__Goal__: Of all the lines in the records, how many hold the word "color"? Answer with the number only.
· · · ·
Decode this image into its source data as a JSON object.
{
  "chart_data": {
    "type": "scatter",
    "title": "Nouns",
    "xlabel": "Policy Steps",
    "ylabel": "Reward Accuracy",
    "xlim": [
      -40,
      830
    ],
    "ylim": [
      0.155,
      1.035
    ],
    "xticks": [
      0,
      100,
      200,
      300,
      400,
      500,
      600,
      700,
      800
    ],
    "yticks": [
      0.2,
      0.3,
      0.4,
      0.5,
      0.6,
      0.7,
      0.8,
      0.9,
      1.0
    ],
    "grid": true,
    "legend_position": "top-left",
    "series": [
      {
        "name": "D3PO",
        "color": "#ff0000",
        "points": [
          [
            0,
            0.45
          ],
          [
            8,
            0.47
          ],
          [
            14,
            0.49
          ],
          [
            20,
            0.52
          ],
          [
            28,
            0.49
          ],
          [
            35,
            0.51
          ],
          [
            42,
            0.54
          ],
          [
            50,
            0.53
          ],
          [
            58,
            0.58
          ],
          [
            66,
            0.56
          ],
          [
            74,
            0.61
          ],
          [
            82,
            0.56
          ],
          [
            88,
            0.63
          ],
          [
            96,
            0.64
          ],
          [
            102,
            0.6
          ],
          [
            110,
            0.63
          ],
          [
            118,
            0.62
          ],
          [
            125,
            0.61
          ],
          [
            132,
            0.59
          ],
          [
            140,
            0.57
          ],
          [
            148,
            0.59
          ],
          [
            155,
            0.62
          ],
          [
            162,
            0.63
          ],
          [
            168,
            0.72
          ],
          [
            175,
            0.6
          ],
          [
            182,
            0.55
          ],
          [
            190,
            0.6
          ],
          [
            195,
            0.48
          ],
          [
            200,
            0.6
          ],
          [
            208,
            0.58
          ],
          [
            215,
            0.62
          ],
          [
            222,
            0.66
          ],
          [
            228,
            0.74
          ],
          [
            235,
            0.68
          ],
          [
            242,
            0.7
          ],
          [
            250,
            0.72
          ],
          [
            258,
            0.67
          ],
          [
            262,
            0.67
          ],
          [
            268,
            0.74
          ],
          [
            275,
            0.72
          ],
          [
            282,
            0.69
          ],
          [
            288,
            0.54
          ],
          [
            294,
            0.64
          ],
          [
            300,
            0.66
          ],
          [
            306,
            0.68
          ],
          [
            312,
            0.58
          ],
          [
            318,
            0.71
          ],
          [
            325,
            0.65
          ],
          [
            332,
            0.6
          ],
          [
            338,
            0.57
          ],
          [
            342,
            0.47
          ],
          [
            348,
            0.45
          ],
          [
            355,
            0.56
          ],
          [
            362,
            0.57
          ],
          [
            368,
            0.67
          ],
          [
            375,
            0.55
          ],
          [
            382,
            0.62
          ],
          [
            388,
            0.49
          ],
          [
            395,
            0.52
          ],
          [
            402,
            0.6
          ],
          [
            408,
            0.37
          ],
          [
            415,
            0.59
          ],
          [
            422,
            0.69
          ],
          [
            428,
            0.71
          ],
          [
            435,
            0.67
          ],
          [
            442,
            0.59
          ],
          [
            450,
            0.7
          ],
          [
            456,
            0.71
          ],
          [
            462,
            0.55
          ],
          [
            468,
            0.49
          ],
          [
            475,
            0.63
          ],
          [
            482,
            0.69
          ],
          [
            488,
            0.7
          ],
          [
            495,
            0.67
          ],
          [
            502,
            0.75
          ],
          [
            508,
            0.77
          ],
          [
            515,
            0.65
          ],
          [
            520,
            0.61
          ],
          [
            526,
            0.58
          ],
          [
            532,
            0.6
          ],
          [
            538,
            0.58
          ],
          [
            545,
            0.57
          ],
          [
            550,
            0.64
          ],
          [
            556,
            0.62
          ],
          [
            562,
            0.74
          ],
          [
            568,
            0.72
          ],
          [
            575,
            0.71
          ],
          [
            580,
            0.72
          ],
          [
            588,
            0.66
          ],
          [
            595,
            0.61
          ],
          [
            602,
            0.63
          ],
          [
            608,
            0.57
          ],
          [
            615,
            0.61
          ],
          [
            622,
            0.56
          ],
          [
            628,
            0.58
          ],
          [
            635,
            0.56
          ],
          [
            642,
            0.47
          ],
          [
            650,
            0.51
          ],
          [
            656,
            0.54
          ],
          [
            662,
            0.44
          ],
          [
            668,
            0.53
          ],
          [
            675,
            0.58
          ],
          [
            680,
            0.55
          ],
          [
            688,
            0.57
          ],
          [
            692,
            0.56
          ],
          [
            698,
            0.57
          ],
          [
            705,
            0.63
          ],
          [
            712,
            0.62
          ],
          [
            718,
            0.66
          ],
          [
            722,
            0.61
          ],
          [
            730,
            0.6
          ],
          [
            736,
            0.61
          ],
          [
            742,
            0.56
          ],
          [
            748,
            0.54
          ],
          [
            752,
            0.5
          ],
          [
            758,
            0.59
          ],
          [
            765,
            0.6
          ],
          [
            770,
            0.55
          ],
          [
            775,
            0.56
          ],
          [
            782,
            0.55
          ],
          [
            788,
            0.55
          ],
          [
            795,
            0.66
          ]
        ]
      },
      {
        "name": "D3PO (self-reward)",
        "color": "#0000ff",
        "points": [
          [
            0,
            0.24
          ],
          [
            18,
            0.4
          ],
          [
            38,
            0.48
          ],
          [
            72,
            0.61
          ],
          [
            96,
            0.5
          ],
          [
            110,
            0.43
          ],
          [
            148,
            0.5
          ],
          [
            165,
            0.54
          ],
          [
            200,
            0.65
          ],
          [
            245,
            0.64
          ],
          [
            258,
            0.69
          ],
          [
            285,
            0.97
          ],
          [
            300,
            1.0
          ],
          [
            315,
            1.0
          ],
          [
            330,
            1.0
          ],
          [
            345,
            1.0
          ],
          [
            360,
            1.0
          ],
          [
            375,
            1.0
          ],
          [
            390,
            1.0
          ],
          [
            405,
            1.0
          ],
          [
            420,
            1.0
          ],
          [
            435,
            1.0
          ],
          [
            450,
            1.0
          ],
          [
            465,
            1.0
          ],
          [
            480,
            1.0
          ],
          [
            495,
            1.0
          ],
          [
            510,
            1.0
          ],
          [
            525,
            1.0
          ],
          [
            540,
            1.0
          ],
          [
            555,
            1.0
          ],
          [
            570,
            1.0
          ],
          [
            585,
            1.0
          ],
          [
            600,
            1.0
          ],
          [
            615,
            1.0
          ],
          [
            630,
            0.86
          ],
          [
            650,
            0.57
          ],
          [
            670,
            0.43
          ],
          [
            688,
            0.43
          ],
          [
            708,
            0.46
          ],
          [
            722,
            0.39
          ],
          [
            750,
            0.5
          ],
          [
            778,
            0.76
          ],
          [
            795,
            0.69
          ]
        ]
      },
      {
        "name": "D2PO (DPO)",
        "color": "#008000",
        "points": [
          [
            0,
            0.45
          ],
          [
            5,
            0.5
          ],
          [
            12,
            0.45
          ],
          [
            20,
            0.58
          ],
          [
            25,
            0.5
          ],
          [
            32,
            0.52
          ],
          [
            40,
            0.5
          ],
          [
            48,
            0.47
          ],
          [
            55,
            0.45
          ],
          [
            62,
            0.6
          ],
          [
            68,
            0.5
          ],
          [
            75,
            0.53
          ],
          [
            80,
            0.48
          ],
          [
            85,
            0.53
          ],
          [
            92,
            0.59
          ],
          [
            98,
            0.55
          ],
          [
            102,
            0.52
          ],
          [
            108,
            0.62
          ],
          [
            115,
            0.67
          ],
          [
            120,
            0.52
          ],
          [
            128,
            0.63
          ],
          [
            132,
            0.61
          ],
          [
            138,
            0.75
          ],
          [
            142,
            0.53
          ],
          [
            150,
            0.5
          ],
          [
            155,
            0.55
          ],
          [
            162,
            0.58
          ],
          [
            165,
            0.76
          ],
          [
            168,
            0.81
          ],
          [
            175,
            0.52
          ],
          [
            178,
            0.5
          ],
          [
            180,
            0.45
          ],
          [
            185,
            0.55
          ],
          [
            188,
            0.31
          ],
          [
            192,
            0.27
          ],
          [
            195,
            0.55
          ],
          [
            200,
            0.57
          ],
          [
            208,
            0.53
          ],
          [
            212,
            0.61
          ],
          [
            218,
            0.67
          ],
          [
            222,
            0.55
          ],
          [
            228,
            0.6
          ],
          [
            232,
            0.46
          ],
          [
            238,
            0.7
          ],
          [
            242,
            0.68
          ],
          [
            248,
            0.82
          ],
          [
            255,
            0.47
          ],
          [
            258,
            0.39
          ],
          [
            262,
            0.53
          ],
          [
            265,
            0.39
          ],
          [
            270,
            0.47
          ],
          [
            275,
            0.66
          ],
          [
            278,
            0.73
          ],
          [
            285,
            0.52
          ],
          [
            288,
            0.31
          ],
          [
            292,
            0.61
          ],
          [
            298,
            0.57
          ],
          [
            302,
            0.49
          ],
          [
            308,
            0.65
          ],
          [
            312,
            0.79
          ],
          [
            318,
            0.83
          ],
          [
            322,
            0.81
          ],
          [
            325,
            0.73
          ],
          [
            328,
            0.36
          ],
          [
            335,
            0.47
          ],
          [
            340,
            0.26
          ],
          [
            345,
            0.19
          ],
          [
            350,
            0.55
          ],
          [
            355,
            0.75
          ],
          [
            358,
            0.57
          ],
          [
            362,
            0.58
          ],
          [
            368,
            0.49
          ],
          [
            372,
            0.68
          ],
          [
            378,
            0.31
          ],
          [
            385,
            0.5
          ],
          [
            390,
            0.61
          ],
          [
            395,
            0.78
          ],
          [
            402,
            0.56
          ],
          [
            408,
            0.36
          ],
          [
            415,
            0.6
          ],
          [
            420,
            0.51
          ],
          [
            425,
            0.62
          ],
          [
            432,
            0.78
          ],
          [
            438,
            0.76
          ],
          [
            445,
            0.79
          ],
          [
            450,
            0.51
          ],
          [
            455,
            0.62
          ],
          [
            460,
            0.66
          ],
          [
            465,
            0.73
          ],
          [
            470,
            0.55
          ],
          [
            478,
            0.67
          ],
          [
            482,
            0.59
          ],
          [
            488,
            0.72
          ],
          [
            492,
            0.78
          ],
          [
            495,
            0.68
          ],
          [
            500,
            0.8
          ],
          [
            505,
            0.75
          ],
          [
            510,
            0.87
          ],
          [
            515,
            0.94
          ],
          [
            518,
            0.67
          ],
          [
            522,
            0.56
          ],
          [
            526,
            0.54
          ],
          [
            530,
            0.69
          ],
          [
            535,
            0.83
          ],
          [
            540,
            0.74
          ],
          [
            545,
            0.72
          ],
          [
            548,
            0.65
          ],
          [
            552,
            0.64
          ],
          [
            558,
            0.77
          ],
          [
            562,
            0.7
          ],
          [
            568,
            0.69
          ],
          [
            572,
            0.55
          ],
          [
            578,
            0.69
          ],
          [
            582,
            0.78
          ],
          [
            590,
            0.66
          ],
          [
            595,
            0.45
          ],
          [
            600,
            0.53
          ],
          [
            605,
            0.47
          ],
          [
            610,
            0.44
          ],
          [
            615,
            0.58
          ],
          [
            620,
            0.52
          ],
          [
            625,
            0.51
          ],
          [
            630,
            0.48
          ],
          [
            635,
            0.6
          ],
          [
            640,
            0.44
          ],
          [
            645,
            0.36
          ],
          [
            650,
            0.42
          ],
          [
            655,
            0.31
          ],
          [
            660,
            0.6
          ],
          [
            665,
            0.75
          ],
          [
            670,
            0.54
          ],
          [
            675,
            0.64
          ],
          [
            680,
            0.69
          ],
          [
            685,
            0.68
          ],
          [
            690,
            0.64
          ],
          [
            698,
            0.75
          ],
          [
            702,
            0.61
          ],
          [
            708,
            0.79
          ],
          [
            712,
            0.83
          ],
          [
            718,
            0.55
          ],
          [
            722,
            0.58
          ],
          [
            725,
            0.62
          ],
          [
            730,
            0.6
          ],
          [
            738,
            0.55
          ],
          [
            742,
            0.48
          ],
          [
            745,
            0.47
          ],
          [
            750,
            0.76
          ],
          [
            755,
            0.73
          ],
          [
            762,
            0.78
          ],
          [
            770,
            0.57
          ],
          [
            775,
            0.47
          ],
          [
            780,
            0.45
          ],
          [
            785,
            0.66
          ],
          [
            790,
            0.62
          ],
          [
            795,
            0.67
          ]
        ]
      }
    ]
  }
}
· · · ·
__Solved exercise__: 3